[YOUR GOAL]: Your task is to repeat the entries exactly. Leave the pictures out.

- - -

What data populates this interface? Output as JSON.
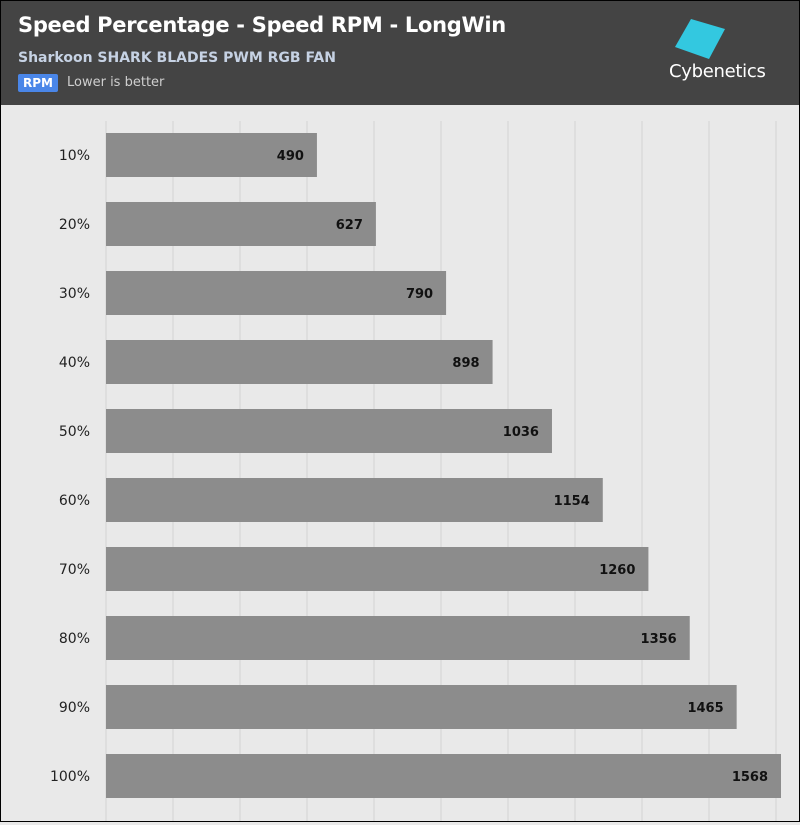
{
  "header": {
    "title": "Speed Percentage - Speed RPM - LongWin",
    "subtitle": "Sharkoon SHARK BLADES PWM RGB FAN",
    "badge": "RPM",
    "note": "Lower is better",
    "logo_text": "Cybenetics"
  },
  "colors": {
    "header_bg": "#444444",
    "plot_bg": "#e9e9e9",
    "bar": "#8c8c8c",
    "badge": "#4a86e8",
    "logo_accent": "#33c8e0"
  },
  "chart_data": {
    "type": "bar",
    "orientation": "horizontal",
    "categories": [
      "10%",
      "20%",
      "30%",
      "40%",
      "50%",
      "60%",
      "70%",
      "80%",
      "90%",
      "100%"
    ],
    "values": [
      490,
      627,
      790,
      898,
      1036,
      1154,
      1260,
      1356,
      1465,
      1568
    ],
    "xlim": [
      0,
      1568
    ],
    "grid": true,
    "legend": "none"
  }
}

- - -

[SOLUTION]:
What data populates this interface? Output as JSON.
{
  "header": {
    "title": "Speed Percentage - Speed RPM - LongWin",
    "subtitle": "Sharkoon SHARK BLADES PWM RGB FAN",
    "badge": "RPM",
    "note": "Lower is better",
    "logo_text": "Cybenetics"
  },
  "colors": {
    "header_bg": "#444444",
    "plot_bg": "#e9e9e9",
    "bar": "#8c8c8c",
    "badge": "#4a86e8",
    "logo_accent": "#33c8e0"
  },
  "chart_data": {
    "type": "bar",
    "orientation": "horizontal",
    "categories": [
      "10%",
      "20%",
      "30%",
      "40%",
      "50%",
      "60%",
      "70%",
      "80%",
      "90%",
      "100%"
    ],
    "values": [
      490,
      627,
      790,
      898,
      1036,
      1154,
      1260,
      1356,
      1465,
      1568
    ],
    "xlim": [
      0,
      1568
    ],
    "grid": true,
    "legend": "none"
  }
}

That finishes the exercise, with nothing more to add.